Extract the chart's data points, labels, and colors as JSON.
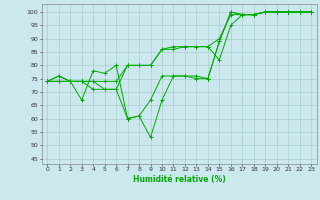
{
  "xlabel": "Humidité relative (%)",
  "background_color": "#cce8ef",
  "grid_color": "#aacccc",
  "line_color": "#00aa00",
  "xlim": [
    -0.5,
    23.5
  ],
  "ylim": [
    43,
    103
  ],
  "yticks": [
    45,
    50,
    55,
    60,
    65,
    70,
    75,
    80,
    85,
    90,
    95,
    100
  ],
  "xticks": [
    0,
    1,
    2,
    3,
    4,
    5,
    6,
    7,
    8,
    9,
    10,
    11,
    12,
    13,
    14,
    15,
    16,
    17,
    18,
    19,
    20,
    21,
    22,
    23
  ],
  "series": [
    [
      74,
      76,
      74,
      67,
      78,
      77,
      80,
      60,
      61,
      53,
      67,
      76,
      76,
      76,
      75,
      89,
      100,
      99,
      99,
      100,
      100,
      100,
      100,
      100
    ],
    [
      74,
      76,
      74,
      74,
      71,
      71,
      71,
      60,
      61,
      67,
      76,
      76,
      76,
      75,
      75,
      89,
      100,
      99,
      99,
      100,
      100,
      100,
      100,
      100
    ],
    [
      74,
      74,
      74,
      74,
      74,
      71,
      71,
      80,
      80,
      80,
      86,
      86,
      87,
      87,
      87,
      90,
      99,
      99,
      99,
      100,
      100,
      100,
      100,
      100
    ],
    [
      74,
      74,
      74,
      74,
      74,
      74,
      74,
      80,
      80,
      80,
      86,
      87,
      87,
      87,
      87,
      82,
      95,
      99,
      99,
      100,
      100,
      100,
      100,
      100
    ]
  ]
}
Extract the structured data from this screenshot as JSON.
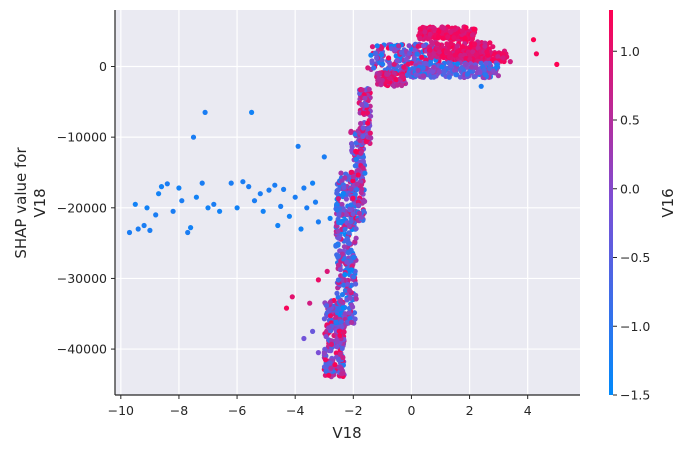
{
  "chart_data": {
    "type": "scatter",
    "title": "",
    "xlabel": "V18",
    "ylabel_lines": [
      "SHAP value for",
      "V18"
    ],
    "colorbar_label": "V16",
    "xlim": [
      -10.2,
      5.8
    ],
    "ylim": [
      -46500,
      8000
    ],
    "xticks": [
      -10,
      -8,
      -6,
      -4,
      -2,
      0,
      2,
      4
    ],
    "yticks": [
      0,
      -10000,
      -20000,
      -30000,
      -40000
    ],
    "color_range": [
      -1.5,
      1.3
    ],
    "colorbar_ticks": [
      1.0,
      0.5,
      0.0,
      -0.5,
      -1.0,
      -1.5
    ],
    "colormap": [
      "#008afb",
      "#7b4fd6",
      "#ff0052"
    ],
    "background": "#eaeaf2",
    "grid": true,
    "points": [
      [
        -9.7,
        -23500,
        -1.2
      ],
      [
        -9.5,
        -19500,
        -1.3
      ],
      [
        -9.4,
        -23000,
        -1.2
      ],
      [
        -9.2,
        -22500,
        -1.2
      ],
      [
        -9.1,
        -20000,
        -1.3
      ],
      [
        -9.0,
        -23200,
        -1.2
      ],
      [
        -8.8,
        -21000,
        -1.2
      ],
      [
        -8.7,
        -18000,
        -1.3
      ],
      [
        -8.6,
        -17000,
        -1.3
      ],
      [
        -8.4,
        -16600,
        -1.2
      ],
      [
        -8.2,
        -20500,
        -1.2
      ],
      [
        -8.0,
        -17200,
        -1.3
      ],
      [
        -7.9,
        -19000,
        -1.2
      ],
      [
        -7.7,
        -23500,
        -1.2
      ],
      [
        -7.6,
        -22800,
        -1.3
      ],
      [
        -7.5,
        -10000,
        -1.2
      ],
      [
        -7.4,
        -18500,
        -1.3
      ],
      [
        -7.2,
        -16500,
        -1.2
      ],
      [
        -7.1,
        -6500,
        -1.2
      ],
      [
        -7.0,
        -20000,
        -1.3
      ],
      [
        -6.8,
        -19500,
        -1.2
      ],
      [
        -6.6,
        -20500,
        -1.3
      ],
      [
        -6.2,
        -16500,
        -1.2
      ],
      [
        -6.0,
        -20000,
        -1.3
      ],
      [
        -5.8,
        -16300,
        -1.2
      ],
      [
        -5.6,
        -17000,
        -1.2
      ],
      [
        -5.5,
        -6500,
        -1.3
      ],
      [
        -5.4,
        -19000,
        -1.2
      ],
      [
        -5.2,
        -18000,
        -1.2
      ],
      [
        -5.1,
        -20500,
        -1.3
      ],
      [
        -4.9,
        -17500,
        -1.2
      ],
      [
        -4.7,
        -16800,
        -1.2
      ],
      [
        -4.6,
        -22500,
        -1.3
      ],
      [
        -4.5,
        -19800,
        -1.2
      ],
      [
        -4.4,
        -17400,
        -1.2
      ],
      [
        -4.2,
        -21200,
        -1.3
      ],
      [
        -4.0,
        -18500,
        -1.2
      ],
      [
        -3.9,
        -11300,
        -1.2
      ],
      [
        -3.8,
        -23000,
        -1.3
      ],
      [
        -3.7,
        -17200,
        -1.2
      ],
      [
        -3.6,
        -20000,
        -1.2
      ],
      [
        -3.4,
        -16500,
        -1.3
      ],
      [
        -3.3,
        -19200,
        -1.2
      ],
      [
        -3.2,
        -22000,
        -1.2
      ],
      [
        -3.0,
        -12800,
        -1.2
      ],
      [
        -2.8,
        -21500,
        -1.3
      ],
      [
        -4.3,
        -34200,
        1.2
      ],
      [
        -4.1,
        -32600,
        1.0
      ],
      [
        -3.2,
        -30200,
        1.1
      ],
      [
        -2.9,
        -29000,
        0.9
      ],
      [
        -3.5,
        -33500,
        0.8
      ],
      [
        -3.4,
        -37500,
        -0.3
      ],
      [
        -3.7,
        -38500,
        -0.2
      ],
      [
        -3.2,
        -40500,
        -0.1
      ],
      [
        -2.8,
        -42000,
        -0.4
      ],
      [
        -2.6,
        -35500,
        0.7
      ],
      [
        -2.4,
        -43500,
        0.6
      ],
      [
        -1.6,
        -4500,
        0.2
      ],
      [
        -1.5,
        -200,
        0.9
      ],
      [
        -1.2,
        1200,
        -0.2
      ],
      [
        4.2,
        3800,
        1.3
      ],
      [
        4.3,
        1800,
        1.2
      ],
      [
        5.0,
        300,
        1.3
      ],
      [
        3.4,
        700,
        0.8
      ],
      [
        2.8,
        2800,
        1.0
      ],
      [
        2.4,
        -2800,
        -1.2
      ]
    ],
    "clusters": [
      {
        "x": [
          -3.0,
          -2.3
        ],
        "y": [
          -44000,
          -33000
        ],
        "v": [
          -1.1,
          1.3
        ],
        "n": 230
      },
      {
        "x": [
          -2.6,
          -1.9
        ],
        "y": [
          -36500,
          -15000
        ],
        "v": [
          -1.5,
          0.9
        ],
        "n": 320
      },
      {
        "x": [
          -2.1,
          -1.6
        ],
        "y": [
          -22000,
          -9000
        ],
        "v": [
          -1.2,
          1.3
        ],
        "n": 160
      },
      {
        "x": [
          -1.8,
          -1.4
        ],
        "y": [
          -11000,
          -3000
        ],
        "v": [
          -0.6,
          1.3
        ],
        "n": 90
      },
      {
        "x": [
          -1.4,
          1.0
        ],
        "y": [
          -1500,
          3200
        ],
        "v": [
          -1.4,
          1.3
        ],
        "n": 220
      },
      {
        "x": [
          -1.2,
          -0.2
        ],
        "y": [
          -2800,
          -800
        ],
        "v": [
          0.2,
          1.3
        ],
        "n": 90
      },
      {
        "x": [
          0.2,
          2.2
        ],
        "y": [
          3800,
          5600
        ],
        "v": [
          0.8,
          1.3
        ],
        "n": 160
      },
      {
        "x": [
          0.6,
          2.7
        ],
        "y": [
          1200,
          3500
        ],
        "v": [
          0.6,
          1.3
        ],
        "n": 140
      },
      {
        "x": [
          1.2,
          3.3
        ],
        "y": [
          700,
          2200
        ],
        "v": [
          0.7,
          1.3
        ],
        "n": 160
      },
      {
        "x": [
          0.0,
          3.0
        ],
        "y": [
          -1600,
          600
        ],
        "v": [
          -1.3,
          0.4
        ],
        "n": 190
      }
    ]
  }
}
= = = = = = =
- _Prompt_
Where a line holds "Extract", copy that line.

- _Expected answer_
Extract the chart's data points, labels, and colors as JSON.
Extract the structured data from this screenshot as JSON.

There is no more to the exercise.